■ **Objectif**: Recueillez, s'il vous plaît, chaque ligne du matériel ci-dessous qui contient la chaîne « fraction ».

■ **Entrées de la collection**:
○ ○ ○ ○

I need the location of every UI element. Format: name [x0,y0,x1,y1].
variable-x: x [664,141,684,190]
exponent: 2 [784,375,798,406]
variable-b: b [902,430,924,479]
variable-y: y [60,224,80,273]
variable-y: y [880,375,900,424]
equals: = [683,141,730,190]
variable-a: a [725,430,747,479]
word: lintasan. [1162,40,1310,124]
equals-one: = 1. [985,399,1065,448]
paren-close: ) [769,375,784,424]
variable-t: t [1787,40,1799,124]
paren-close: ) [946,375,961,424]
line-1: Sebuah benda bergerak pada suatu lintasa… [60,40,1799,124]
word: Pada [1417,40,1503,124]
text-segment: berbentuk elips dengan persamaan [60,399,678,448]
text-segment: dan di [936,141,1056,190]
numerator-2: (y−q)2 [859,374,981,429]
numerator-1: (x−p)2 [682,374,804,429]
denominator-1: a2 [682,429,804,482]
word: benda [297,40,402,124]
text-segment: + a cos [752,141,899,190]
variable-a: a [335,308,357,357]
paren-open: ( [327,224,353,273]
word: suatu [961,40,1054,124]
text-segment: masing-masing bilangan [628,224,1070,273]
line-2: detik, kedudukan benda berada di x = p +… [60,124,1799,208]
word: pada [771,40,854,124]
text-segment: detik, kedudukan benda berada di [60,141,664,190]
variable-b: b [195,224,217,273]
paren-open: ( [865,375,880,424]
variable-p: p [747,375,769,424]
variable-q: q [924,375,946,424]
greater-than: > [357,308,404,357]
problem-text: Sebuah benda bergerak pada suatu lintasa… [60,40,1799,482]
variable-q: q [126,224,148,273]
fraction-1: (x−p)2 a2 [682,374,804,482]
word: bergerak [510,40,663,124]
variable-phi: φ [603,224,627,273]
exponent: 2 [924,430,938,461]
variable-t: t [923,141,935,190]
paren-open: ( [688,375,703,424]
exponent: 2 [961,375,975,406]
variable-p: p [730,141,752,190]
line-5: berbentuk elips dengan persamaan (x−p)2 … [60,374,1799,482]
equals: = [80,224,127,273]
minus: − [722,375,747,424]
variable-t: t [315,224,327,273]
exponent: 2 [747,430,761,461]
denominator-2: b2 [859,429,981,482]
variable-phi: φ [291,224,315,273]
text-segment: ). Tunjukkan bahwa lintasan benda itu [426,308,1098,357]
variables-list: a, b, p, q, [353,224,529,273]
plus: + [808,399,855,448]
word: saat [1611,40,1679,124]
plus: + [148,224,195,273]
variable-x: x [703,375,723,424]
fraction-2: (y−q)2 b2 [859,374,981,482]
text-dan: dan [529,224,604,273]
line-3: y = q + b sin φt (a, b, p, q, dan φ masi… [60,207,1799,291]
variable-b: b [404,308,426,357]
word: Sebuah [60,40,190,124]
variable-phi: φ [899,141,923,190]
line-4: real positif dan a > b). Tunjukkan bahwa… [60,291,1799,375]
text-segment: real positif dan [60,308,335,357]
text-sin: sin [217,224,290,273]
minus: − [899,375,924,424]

○ ○ ○ ○

■ **Résultat de l'exercice**:
fraction-1: (x−p)2 a2 [682,374,804,482]
fraction-2: (y−q)2 b2 [859,374,981,482]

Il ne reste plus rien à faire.